* Requirement: Please list all lines of the material below in which the string "title" occurs.

* Records shown:
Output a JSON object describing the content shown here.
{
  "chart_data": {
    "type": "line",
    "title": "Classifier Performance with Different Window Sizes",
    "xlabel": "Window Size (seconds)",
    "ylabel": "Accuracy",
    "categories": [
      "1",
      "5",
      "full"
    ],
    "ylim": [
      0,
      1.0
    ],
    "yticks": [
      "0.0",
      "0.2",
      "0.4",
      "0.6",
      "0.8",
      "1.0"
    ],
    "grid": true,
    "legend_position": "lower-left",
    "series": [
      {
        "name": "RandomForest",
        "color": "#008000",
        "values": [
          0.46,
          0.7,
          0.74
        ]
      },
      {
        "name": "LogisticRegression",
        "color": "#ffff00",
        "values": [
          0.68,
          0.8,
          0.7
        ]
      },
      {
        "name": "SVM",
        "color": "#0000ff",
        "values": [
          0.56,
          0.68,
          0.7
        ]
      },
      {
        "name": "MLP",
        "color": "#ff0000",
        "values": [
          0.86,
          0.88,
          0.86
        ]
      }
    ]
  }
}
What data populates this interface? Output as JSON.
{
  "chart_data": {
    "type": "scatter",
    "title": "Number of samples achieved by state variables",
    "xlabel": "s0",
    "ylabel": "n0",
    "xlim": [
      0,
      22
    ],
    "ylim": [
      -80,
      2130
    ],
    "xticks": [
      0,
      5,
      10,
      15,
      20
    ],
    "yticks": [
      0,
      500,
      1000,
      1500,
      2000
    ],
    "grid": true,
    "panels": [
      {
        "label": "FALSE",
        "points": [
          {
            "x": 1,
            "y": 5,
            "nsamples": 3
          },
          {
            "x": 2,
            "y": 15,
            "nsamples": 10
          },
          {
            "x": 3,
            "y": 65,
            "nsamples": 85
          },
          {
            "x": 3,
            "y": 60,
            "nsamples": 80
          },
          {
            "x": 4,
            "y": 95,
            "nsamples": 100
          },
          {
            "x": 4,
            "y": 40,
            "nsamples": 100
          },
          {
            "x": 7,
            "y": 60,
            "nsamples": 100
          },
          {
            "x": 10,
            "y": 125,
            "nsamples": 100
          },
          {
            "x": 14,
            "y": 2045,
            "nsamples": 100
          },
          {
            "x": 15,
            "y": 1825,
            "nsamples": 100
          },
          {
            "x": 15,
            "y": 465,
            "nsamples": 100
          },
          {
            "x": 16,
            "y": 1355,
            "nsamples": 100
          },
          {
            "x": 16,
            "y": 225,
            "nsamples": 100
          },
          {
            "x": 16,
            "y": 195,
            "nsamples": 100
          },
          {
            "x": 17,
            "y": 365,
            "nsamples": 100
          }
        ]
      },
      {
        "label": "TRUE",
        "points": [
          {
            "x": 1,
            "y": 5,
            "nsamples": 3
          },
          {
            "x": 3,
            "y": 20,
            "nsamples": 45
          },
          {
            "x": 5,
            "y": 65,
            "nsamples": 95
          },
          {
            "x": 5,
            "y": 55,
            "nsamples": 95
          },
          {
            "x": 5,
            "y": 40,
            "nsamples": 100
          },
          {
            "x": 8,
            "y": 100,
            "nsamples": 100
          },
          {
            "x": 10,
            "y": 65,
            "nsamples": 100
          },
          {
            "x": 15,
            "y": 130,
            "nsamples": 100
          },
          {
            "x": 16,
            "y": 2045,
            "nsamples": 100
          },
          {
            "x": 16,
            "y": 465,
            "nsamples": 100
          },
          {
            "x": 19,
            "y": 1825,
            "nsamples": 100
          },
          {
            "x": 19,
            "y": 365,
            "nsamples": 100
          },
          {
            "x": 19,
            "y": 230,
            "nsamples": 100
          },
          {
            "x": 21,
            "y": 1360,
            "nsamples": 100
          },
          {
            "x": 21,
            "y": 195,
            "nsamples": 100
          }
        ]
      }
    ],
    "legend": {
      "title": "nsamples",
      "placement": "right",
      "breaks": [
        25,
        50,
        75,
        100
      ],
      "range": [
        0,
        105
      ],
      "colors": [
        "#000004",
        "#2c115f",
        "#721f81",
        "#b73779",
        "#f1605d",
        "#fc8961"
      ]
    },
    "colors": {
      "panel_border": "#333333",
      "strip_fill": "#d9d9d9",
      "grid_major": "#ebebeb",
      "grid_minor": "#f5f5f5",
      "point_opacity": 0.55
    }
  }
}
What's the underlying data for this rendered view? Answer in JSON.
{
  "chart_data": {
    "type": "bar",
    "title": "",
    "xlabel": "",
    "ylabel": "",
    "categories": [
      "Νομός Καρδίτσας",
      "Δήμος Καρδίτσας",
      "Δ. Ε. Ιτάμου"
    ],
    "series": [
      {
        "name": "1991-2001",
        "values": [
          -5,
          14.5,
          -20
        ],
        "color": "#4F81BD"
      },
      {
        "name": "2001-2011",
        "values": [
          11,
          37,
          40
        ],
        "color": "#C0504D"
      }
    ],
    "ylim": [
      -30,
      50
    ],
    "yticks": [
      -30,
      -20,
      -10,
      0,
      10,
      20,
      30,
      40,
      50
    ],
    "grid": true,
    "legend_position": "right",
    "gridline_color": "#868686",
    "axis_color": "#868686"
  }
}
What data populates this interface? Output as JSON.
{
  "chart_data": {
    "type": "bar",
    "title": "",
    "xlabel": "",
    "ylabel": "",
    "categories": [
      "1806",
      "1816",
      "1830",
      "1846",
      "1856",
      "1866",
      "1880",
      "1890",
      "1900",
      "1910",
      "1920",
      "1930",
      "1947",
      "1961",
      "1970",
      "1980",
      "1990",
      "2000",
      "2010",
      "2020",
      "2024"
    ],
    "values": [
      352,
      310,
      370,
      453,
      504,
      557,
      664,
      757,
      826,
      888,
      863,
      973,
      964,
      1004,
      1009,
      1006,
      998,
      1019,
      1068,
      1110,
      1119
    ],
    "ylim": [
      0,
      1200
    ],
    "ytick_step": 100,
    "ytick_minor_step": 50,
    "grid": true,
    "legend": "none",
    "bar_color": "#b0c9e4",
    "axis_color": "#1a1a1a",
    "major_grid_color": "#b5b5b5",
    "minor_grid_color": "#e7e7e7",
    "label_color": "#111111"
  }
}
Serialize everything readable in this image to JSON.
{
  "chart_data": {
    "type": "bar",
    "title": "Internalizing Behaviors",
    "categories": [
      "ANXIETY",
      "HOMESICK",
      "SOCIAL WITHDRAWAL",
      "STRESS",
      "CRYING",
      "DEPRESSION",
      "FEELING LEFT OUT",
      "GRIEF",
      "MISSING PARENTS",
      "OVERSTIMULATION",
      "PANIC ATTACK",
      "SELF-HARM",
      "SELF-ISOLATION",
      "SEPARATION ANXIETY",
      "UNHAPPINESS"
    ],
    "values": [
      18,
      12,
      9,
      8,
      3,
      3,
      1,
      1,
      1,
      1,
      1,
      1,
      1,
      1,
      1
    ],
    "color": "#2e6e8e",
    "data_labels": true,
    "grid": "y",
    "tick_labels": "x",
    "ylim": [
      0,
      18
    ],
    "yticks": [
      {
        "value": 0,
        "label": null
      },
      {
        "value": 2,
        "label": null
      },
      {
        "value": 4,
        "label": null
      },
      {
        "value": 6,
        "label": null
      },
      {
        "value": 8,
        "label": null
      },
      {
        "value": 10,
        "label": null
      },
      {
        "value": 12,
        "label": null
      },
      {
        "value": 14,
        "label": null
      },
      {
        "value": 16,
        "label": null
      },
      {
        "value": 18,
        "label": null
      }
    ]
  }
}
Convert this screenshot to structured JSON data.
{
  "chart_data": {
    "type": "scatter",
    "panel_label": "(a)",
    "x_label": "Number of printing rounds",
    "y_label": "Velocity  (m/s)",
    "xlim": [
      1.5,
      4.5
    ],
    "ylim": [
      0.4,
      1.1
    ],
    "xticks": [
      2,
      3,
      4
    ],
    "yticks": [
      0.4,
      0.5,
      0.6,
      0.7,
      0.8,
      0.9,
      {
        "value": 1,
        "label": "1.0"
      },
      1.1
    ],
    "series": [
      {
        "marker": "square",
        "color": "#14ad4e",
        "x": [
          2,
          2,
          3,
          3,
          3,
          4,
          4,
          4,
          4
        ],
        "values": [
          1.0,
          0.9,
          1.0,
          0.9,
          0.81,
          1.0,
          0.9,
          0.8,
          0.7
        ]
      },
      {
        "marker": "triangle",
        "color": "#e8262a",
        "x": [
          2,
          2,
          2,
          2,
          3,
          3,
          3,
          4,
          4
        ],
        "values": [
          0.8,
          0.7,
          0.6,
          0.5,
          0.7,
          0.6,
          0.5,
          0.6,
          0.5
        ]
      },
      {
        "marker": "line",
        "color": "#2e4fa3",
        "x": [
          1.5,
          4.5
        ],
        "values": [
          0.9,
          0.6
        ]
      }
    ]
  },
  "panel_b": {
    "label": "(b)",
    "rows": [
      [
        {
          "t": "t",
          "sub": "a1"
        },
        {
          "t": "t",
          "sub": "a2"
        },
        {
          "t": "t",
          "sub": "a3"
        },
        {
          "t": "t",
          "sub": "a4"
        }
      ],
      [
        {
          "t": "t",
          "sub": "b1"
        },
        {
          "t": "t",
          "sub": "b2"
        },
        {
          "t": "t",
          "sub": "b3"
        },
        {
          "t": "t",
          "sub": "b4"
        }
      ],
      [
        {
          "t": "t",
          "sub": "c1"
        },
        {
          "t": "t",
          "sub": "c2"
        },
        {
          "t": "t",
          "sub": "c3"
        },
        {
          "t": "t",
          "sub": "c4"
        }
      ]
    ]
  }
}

* Final result:
    "title": "Classifier Performance with Different Window Sizes",
    "title": "Number of samples achieved by state variables",
      "title": "nsamples",
    "title": "",
    "title": "",
    "title": "Internalizing Behaviors",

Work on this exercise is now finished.